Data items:
===============

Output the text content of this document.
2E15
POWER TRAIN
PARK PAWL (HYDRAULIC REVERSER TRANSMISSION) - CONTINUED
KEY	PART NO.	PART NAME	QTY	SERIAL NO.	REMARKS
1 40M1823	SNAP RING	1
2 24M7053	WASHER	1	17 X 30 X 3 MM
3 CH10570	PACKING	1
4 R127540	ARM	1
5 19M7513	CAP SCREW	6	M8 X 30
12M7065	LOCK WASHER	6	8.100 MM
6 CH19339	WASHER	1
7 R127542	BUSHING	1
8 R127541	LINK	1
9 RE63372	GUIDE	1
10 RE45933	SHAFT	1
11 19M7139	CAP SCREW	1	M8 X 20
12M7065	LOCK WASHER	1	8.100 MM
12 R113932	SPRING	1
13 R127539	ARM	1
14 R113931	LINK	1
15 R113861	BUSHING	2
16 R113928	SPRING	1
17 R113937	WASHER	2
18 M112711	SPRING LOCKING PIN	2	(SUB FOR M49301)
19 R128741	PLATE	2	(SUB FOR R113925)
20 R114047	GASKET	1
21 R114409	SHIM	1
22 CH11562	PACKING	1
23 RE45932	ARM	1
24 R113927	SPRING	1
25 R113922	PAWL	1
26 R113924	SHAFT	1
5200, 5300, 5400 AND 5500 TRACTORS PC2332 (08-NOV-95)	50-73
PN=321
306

===============

EXERCISE GOAL: Identify each line in the entries with the word "BUSHING" and copy it.

RESULT FOR THIS EXERCISE:
7 R127542	BUSHING	1
15 R113861	BUSHING	2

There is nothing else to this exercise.